* TO BE DONE: Reproduce the listing below verbatim.

Data entries:
________
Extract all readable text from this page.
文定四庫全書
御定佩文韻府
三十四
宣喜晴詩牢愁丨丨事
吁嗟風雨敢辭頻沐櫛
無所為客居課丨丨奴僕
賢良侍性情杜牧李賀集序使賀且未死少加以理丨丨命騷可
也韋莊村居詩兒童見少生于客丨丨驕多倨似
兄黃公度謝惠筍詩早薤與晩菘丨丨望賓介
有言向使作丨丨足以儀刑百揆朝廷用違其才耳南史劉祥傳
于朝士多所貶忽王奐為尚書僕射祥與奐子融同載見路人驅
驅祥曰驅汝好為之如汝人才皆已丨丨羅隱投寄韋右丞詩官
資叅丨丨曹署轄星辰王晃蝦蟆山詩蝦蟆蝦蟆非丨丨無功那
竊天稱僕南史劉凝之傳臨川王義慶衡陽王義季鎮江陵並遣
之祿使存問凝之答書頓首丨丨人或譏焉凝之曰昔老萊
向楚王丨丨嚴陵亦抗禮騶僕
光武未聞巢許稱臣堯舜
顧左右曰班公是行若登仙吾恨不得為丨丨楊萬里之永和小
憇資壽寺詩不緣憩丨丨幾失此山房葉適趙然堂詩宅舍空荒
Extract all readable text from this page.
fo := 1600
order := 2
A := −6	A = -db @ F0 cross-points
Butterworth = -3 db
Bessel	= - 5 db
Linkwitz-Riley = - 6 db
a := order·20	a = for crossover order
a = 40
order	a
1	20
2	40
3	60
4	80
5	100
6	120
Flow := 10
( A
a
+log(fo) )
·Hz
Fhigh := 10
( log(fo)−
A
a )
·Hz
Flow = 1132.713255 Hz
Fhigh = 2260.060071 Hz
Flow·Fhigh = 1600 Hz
________
* RESPONSE TO THIS EXERCISE:
Extract all readable text from this page.
文定四庫全書
御定佩文韻府
三十四
宣喜晴詩牢愁丨丨事
吁嗟風雨敢辭頻沐櫛
無所為客居課丨丨奴僕
賢良侍性情杜牧李賀集序使賀且未死少加以理丨丨命騷可
也韋莊村居詩兒童見少生于客丨丨驕多倨似
兄黃公度謝惠筍詩早薤與晩菘丨丨望賓介
有言向使作丨丨足以儀刑百揆朝廷用違其才耳南史劉祥傳
于朝士多所貶忽王奐為尚書僕射祥與奐子融同載見路人驅
驅祥曰驅汝好為之如汝人才皆已丨丨羅隱投寄韋右丞詩官
資叅丨丨曹署轄星辰王晃蝦蟆山詩蝦蟆蝦蟆非丨丨無功那
竊天稱僕南史劉凝之傳臨川王義慶衡陽王義季鎮江陵並遣
之祿使存問凝之答書頓首丨丨人或譏焉凝之曰昔老萊
向楚王丨丨嚴陵亦抗禮騶僕
光武未聞巢許稱臣堯舜
顧左右曰班公是行若登仙吾恨不得為丨丨楊萬里之永和小
憇資壽寺詩不緣憩丨丨幾失此山房葉適趙然堂詩宅舍空荒
Extract all readable text from this page.
fo := 1600
order := 2
A := −6	A = -db @ F0 cross-points
Butterworth = -3 db
Bessel	= - 5 db
Linkwitz-Riley = - 6 db
a := order·20	a = for crossover order
a = 40
order	a
1	20
2	40
3	60
4	80
5	100
6	120
Flow := 10
( A
a
+log(fo) )
·Hz
Fhigh := 10
( log(fo)−
A
a )
·Hz
Flow = 1132.713255 Hz
Fhigh = 2260.060071 Hz
Flow·Fhigh = 1600 Hz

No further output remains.